Now we can update with a single head:

In [None]:
euro.update(likelihood_euro, 'H')
euro.plot()
decorate_euro('Posterior distribution, one heads')

Another head:

In [None]:
euro.update(likelihood_euro, 'H')
euro.plot()
decorate_euro('Posterior distribution, two heads')

And a tail:

In [None]:
euro.update(likelihood_euro, 'T')
euro.plot()
decorate_euro('Posterior distribution, HHT')

Starting over, here's what it looks like after 4 heads and 2 tails.

In [None]:
euro = Pmf.from_seq(range(101))

for outcome in 'HHHHTT':
    euro.update(likelihood_euro, outcome)

euro.plot()
decorate_euro('Posterior distribution, 4 heads, 2 tails')

In [None]:
euro = Pmf.from_seq(range(101))

evidence = 'H' * 140 + 'T' * 110
for outcome in evidence:
    euro.update(likelihood_euro, outcome)
    
euro.plot()

decorate_euro('Posterior distribution, 140 heads, 110 tails')

### Swamping the prior

The following function makes a Euro object with a triangle prior.

In [None]:
def TrianglePrior():
    """Makes a Suite with a triangular prior.
    """
    suite = Pmf(name='triangle')
    for x in range(0, 51):
        suite[x] = x
    for x in range(51, 101):
        suite[x] = 100-x 
    suite.normalize()
    return suite

euro1 = Pmf.from_seq(range(101), name='uniform')
euro1.plot()

euro2 = TrianglePrior()
euro2.plot()

plt.legend()
decorate_euro('Prior distributions')

(Element position data)
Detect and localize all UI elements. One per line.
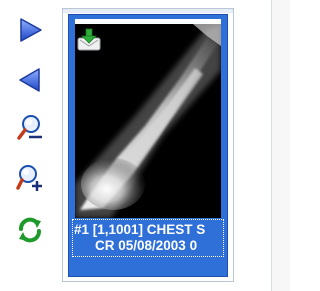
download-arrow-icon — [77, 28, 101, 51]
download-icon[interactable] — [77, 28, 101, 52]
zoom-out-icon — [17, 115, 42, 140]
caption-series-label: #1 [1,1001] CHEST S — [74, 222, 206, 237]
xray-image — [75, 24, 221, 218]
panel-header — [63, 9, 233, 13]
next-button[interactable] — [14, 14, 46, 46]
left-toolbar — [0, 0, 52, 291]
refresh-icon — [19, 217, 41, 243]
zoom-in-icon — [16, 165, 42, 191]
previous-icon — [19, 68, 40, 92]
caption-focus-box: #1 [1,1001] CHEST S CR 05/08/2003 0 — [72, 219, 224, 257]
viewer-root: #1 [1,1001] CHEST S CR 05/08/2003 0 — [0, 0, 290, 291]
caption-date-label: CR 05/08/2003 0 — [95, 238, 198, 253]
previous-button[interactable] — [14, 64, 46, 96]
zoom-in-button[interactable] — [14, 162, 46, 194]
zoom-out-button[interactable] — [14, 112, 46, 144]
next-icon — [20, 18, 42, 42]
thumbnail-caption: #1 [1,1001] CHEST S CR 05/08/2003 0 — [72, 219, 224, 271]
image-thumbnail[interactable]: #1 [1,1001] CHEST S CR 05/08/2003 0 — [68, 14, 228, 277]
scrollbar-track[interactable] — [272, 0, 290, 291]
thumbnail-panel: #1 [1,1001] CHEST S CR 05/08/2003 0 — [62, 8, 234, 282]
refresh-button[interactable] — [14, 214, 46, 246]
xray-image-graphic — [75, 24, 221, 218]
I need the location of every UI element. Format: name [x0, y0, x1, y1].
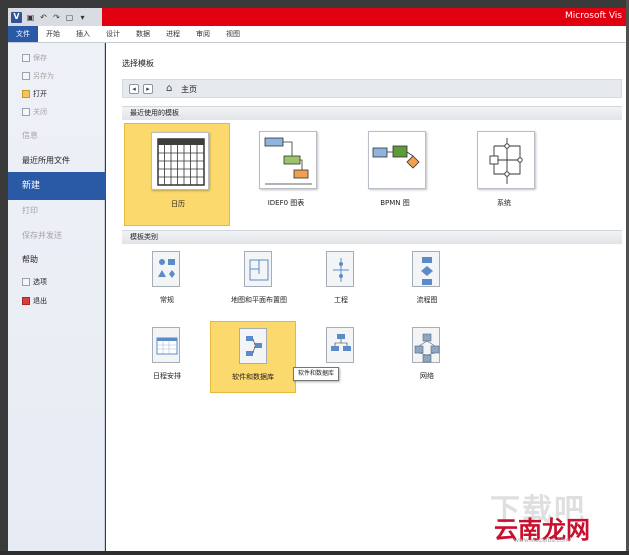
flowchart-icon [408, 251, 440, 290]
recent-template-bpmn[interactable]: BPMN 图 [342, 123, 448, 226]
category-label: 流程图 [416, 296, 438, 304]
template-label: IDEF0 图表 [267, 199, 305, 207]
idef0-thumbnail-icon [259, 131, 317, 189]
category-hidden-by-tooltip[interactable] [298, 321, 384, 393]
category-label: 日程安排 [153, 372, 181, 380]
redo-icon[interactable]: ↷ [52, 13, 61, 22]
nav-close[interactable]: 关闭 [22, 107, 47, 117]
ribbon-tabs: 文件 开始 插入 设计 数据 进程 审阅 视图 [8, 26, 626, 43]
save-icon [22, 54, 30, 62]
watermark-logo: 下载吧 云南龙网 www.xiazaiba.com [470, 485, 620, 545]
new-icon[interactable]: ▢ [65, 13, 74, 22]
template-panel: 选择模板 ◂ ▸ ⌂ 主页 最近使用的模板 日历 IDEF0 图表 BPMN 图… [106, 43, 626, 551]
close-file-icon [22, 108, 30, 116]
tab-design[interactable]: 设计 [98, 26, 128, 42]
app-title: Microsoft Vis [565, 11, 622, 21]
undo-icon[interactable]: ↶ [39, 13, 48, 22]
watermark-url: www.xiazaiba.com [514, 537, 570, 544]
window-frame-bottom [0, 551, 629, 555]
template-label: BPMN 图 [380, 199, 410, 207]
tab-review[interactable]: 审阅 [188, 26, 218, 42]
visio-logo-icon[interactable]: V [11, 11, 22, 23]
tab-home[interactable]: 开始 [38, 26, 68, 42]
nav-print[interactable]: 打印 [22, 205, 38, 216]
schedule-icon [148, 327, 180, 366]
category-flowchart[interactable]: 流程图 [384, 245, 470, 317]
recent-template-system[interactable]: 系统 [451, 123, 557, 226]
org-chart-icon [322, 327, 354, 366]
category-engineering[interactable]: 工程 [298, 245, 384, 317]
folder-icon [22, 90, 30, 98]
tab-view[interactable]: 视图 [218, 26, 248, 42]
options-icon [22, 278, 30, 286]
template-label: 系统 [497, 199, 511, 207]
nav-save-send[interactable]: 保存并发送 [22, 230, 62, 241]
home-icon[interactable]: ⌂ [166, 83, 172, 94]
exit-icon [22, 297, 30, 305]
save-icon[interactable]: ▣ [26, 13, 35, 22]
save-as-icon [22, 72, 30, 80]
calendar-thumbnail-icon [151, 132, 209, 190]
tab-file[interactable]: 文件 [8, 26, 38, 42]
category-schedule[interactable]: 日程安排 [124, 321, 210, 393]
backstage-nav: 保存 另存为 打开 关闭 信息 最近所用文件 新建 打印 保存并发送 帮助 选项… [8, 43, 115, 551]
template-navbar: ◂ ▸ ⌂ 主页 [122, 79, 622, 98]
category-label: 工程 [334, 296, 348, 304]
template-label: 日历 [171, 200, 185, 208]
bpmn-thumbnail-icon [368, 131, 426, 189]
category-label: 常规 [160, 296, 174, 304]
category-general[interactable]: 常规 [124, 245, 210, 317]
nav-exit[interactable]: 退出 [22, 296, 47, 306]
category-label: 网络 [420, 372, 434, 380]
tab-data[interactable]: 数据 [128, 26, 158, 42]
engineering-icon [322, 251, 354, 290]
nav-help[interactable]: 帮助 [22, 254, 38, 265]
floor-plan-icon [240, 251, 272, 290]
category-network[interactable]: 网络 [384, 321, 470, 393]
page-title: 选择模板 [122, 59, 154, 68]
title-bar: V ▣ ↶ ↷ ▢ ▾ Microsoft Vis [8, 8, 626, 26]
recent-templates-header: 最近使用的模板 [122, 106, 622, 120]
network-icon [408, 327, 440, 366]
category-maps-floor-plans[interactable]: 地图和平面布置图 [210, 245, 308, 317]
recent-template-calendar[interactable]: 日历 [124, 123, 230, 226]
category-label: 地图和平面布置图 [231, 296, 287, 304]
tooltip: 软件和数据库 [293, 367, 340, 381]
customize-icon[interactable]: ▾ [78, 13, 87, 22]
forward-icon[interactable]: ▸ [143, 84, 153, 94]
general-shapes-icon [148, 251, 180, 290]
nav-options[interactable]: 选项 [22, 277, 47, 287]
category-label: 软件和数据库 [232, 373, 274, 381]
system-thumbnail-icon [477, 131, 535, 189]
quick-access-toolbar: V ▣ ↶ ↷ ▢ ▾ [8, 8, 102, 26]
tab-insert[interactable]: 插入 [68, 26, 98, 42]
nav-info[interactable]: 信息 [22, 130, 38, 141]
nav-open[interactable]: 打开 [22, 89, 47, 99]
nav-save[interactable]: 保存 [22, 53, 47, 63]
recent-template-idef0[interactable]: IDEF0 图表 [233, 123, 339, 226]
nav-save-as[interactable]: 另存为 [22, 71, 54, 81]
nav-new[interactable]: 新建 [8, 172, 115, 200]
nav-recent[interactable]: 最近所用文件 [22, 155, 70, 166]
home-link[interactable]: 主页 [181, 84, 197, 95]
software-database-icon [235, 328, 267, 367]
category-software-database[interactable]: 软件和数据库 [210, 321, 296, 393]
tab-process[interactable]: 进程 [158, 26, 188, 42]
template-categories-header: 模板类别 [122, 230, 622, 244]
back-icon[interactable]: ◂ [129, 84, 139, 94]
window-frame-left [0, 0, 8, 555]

[The tasks]
[1] Using the coin-flip notebook text, decide whether each statement agrees with it: (a) after starting over, the update runs on four heads and two tails; (b) the uniform prior is given the name 'triangle'; (c) the larger set of evidence contains 140 tails. For each statement, answer yes or no and quote the words from the text that settle it.
[2] Resume the coin-flip notebook text from the point where it stops.

[Task-by-task results]
[1]
(a) Yes: "Starting over, here's what it looks like after 4 heads and 2 tails."
(b) No: "euro1 = Pmf.from_seq(range(101), name='uniform')"
(c) No: "evidence = 'H' * 140 + 'T' * 110"

[2]
### Hands-on
1. Update `euro1` and `euro2` with the same data (4 heads and 2 tails) and plot the posteriors.  How big is the difference in means?

2. Update `euro1` and `euro2` with the same data (40 heads and 20 tails) and plot the posteriors.  How big is the difference in means?

In [None]:
# Solution

evidence = ___
for outcome in evidence:
    euro1.update(likelihood_euro, outcome)
    euro2.update(likelihood_euro, outcome)

euro1.plot()
euro2.plot()

decorate_euro('Posterior distributions')
plt.legend()

euro1.mean(), euro2.mean()

In [None]:
# Solution

euro1 = Pmf.from_seq(range(101), name='uniform')

euro2 = TrianglePrior()


evidence = ___
for outcome in evidence:
    euro1.update(likelihood_euro, outcome)
    euro2.update(likelihood_euro, outcome)

euro1.plot()
euro2.plot()

decorate_euro('Posterior distributions')
plt.legend()

euro1.mean(), euro2.mean()

## 2.3 From Bayes' Theorem to Bayesian Update <a id='23'>

Let's say that we flip a biased coin several times and we want to estimate the probability of heads from the number of heads we saw. Statistical intuition tells us that our best estimate of $p(heads)=$ number of heads divided by total number of flips.

However, 

1. It doesn't tell us how certain we can be of that estimate and
2. This type of intuition doesn't extend to even slightly more complex examples.

Bayesian inference helps us here. We can calculate the probability of a particular $p=p(H)$ given data $D$ by setting $A$ in Bayes Theorem equal to $p$ and $B$ equal to $D$.

$$P(p|D) = \frac{P(D|p)P(p)}{P(D)} $$
  


In this equation, we call $P(p)$ the prior (distribution), $P(D|p)$ the likelihood and $P(p|D)$ the posterior (distribution). The intuition behind the nomenclature is as follows: the prior is the distribution containing our knowledge about $p$ prior to the introduction of the data $D$ & the posterior is the distribution containing our knowledge about $p$ after considering the data $D$.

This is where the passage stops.